:: Material for this task

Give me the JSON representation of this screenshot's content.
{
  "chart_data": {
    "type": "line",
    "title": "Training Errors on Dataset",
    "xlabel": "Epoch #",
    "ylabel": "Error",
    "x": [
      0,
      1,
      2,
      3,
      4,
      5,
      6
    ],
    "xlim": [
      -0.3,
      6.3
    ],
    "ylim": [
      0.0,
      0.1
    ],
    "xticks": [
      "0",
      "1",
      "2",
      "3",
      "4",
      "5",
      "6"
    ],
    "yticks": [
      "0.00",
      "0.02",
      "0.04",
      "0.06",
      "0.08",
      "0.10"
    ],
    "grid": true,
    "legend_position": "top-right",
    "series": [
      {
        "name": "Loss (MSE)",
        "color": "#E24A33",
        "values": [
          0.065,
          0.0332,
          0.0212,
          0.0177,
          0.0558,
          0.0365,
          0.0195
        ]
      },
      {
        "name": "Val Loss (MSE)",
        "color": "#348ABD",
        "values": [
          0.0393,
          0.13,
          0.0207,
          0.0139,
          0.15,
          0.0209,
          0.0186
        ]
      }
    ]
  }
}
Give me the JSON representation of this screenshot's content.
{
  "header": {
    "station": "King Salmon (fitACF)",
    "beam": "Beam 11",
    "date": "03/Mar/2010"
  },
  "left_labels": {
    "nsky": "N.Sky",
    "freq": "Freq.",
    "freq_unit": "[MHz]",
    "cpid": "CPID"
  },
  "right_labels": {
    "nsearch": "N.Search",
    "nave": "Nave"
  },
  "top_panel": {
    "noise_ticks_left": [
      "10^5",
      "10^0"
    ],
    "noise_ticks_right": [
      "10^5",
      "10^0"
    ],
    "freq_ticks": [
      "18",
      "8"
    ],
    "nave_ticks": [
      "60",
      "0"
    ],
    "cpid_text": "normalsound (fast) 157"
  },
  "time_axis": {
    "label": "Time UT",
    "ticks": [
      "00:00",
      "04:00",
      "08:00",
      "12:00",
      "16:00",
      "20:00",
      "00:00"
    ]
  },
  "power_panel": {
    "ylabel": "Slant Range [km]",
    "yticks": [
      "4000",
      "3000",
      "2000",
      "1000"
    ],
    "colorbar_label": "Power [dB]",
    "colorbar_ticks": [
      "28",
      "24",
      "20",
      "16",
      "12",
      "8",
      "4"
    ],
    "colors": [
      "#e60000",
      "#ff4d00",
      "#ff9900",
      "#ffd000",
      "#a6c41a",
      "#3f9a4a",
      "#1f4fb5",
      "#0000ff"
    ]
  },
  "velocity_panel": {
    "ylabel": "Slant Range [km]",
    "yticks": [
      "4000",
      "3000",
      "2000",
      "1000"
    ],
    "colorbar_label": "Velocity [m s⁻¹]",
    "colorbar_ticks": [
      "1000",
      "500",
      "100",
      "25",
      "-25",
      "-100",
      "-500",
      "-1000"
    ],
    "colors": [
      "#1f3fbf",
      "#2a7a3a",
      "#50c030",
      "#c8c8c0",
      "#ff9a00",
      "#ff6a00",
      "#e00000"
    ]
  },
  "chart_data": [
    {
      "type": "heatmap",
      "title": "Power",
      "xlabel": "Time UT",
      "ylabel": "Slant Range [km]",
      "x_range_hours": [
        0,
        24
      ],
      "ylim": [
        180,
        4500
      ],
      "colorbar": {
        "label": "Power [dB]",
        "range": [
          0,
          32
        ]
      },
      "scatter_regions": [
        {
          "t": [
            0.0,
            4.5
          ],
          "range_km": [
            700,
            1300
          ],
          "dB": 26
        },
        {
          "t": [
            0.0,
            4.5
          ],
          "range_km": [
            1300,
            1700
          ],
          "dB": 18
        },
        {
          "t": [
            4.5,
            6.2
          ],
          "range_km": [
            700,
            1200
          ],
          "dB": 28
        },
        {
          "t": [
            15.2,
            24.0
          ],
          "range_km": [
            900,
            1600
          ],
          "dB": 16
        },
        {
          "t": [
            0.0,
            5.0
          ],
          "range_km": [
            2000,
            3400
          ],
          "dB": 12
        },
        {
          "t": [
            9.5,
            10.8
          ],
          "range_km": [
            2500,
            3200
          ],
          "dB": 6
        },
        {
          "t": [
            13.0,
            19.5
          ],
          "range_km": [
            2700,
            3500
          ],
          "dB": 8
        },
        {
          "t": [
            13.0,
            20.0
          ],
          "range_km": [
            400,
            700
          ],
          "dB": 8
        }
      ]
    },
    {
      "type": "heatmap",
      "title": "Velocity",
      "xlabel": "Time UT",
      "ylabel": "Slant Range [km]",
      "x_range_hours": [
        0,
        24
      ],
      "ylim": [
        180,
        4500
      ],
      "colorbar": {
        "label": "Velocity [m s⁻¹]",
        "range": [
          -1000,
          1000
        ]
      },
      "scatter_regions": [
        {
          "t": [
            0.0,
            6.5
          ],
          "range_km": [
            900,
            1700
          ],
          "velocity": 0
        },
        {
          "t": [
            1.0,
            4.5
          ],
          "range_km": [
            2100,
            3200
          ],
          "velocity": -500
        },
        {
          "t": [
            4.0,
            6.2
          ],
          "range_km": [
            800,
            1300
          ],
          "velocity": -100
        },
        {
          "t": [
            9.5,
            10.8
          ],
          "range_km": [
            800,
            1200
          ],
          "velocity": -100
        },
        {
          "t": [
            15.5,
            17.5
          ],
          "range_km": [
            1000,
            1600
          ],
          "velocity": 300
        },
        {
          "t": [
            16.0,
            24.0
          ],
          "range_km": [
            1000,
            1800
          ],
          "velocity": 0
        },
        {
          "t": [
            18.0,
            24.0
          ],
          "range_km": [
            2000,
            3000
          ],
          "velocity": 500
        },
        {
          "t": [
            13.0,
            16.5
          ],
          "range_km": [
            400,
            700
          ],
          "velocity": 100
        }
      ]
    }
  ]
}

::::

Work to be completed:
Pick out the lines that include the word "title" and write them out.

Result below:
    "title": "Training Errors on Dataset",
      "title": "Power",
      "title": "Velocity",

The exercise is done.